> _Goal_: Read the listing and extract each line that includes the word "icon".
:: Extracted information ::
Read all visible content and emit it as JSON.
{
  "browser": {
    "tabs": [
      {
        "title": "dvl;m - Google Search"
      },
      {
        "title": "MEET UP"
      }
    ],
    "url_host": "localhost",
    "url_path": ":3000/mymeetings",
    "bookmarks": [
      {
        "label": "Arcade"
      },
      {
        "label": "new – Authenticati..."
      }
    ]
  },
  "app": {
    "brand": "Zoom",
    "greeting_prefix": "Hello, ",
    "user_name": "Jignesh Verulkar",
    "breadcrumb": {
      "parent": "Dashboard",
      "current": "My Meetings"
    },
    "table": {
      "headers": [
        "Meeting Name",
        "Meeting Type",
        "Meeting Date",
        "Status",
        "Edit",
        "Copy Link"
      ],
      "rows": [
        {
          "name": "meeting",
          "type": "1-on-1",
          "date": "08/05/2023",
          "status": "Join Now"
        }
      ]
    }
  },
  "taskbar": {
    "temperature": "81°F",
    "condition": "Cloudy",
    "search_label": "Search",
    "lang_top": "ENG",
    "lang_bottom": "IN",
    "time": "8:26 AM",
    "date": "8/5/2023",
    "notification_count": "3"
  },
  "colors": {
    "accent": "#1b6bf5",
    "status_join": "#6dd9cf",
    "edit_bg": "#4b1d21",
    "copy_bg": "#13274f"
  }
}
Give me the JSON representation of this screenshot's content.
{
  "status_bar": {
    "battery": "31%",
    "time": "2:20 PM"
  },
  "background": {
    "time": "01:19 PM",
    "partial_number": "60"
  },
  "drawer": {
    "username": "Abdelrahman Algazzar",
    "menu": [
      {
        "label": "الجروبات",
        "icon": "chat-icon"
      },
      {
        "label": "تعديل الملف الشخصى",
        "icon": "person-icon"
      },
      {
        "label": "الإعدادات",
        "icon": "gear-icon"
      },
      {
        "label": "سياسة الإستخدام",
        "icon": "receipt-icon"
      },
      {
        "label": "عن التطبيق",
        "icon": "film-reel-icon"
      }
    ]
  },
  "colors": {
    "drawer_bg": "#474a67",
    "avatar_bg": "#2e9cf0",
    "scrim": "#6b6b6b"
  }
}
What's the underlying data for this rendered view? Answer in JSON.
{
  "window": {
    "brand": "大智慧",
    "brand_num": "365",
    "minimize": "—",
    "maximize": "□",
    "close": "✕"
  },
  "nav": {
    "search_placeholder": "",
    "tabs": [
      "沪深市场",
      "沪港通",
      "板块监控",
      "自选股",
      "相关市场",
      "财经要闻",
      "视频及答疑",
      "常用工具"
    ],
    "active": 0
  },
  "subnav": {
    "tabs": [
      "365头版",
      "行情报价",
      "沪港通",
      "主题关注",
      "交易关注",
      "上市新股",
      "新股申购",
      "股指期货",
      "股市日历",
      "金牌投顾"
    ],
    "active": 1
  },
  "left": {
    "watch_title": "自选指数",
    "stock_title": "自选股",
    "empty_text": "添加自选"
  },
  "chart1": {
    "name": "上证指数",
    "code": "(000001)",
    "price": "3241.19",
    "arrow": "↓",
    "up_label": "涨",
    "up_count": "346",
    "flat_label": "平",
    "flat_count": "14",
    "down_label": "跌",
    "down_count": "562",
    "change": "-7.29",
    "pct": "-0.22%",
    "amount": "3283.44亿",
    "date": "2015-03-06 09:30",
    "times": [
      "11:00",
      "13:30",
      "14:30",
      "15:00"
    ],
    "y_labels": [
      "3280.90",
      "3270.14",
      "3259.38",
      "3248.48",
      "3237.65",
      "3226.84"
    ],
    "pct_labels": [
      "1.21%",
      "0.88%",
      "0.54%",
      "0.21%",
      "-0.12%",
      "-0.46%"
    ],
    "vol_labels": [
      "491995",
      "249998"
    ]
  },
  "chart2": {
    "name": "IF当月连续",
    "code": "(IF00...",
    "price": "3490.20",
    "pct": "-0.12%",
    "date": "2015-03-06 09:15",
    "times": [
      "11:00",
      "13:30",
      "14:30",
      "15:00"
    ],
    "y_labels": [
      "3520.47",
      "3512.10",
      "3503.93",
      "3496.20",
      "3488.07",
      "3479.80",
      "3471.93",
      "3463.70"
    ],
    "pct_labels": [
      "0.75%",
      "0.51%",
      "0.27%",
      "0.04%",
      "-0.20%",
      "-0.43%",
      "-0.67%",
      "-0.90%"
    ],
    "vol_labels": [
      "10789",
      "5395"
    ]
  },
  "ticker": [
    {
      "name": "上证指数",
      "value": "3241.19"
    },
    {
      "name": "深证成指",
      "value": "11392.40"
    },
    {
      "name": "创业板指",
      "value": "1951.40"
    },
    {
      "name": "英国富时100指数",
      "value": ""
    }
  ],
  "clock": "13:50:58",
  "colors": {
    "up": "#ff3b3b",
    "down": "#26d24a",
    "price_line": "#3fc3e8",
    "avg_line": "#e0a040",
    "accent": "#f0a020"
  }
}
:::
> _Written answer_:
        "icon": "chat-icon"
        "icon": "person-icon"
        "icon": "gear-icon"
        "icon": "receipt-icon"
        "icon": "film-reel-icon"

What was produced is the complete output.